→ **MATERIAL PROVIDED**
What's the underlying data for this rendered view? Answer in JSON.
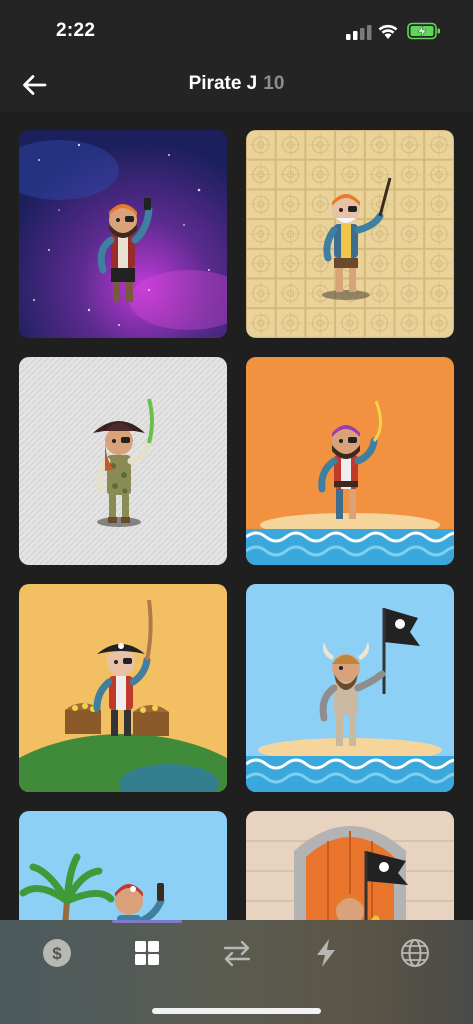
{
  "status_bar": {
    "time": "2:22",
    "icons": [
      "cellular-signal-icon",
      "wifi-icon",
      "battery-charging-icon"
    ]
  },
  "header": {
    "title": "Pirate J",
    "count": "10",
    "back_icon": "arrow-left-icon"
  },
  "grid": {
    "items": [
      {
        "background": "galaxy",
        "accent": "#5b2b8f"
      },
      {
        "background": "tan-ornamental",
        "accent": "#e5cf95"
      },
      {
        "background": "white-texture",
        "accent": "#e8e8e8"
      },
      {
        "background": "orange-island",
        "accent": "#f29241"
      },
      {
        "background": "yellow-globe",
        "accent": "#f2c063"
      },
      {
        "background": "blue-island",
        "accent": "#8dd0f5"
      },
      {
        "background": "sky-palm",
        "accent": "#8dd0f5"
      },
      {
        "background": "castle-door",
        "accent": "#e8d3c0"
      }
    ]
  },
  "tab_bar": {
    "tabs": [
      {
        "icon": "dollar-coin-icon",
        "active": false
      },
      {
        "icon": "grid-icon",
        "active": true
      },
      {
        "icon": "swap-arrows-icon",
        "active": false
      },
      {
        "icon": "lightning-icon",
        "active": false
      },
      {
        "icon": "globe-icon",
        "active": false
      }
    ]
  },
  "colors": {
    "background": "#242424",
    "title": "#ffffff",
    "count": "#8d8d8d",
    "active_tab": "#ffffff",
    "inactive_tab": "#b7b7b3",
    "tab_indicator": "#7e7ac9"
  }
}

→ **SET PROBLEM**
Reproduce every line exactly and omit all pictures.

→ **EXERCISE ANSWER**
What's the underlying data for this rendered view? Answer in JSON.
{
  "status_bar": {
    "time": "2:22",
    "icons": [
      "cellular-signal-icon",
      "wifi-icon",
      "battery-charging-icon"
    ]
  },
  "header": {
    "title": "Pirate J",
    "count": "10",
    "back_icon": "arrow-left-icon"
  },
  "grid": {
    "items": [
      {
        "background": "galaxy",
        "accent": "#5b2b8f"
      },
      {
        "background": "tan-ornamental",
        "accent": "#e5cf95"
      },
      {
        "background": "white-texture",
        "accent": "#e8e8e8"
      },
      {
        "background": "orange-island",
        "accent": "#f29241"
      },
      {
        "background": "yellow-globe",
        "accent": "#f2c063"
      },
      {
        "background": "blue-island",
        "accent": "#8dd0f5"
      },
      {
        "background": "sky-palm",
        "accent": "#8dd0f5"
      },
      {
        "background": "castle-door",
        "accent": "#e8d3c0"
      }
    ]
  },
  "tab_bar": {
    "tabs": [
      {
        "icon": "dollar-coin-icon",
        "active": false
      },
      {
        "icon": "grid-icon",
        "active": true
      },
      {
        "icon": "swap-arrows-icon",
        "active": false
      },
      {
        "icon": "lightning-icon",
        "active": false
      },
      {
        "icon": "globe-icon",
        "active": false
      }
    ]
  },
  "colors": {
    "background": "#242424",
    "title": "#ffffff",
    "count": "#8d8d8d",
    "active_tab": "#ffffff",
    "inactive_tab": "#b7b7b3",
    "tab_indicator": "#7e7ac9"
  }
}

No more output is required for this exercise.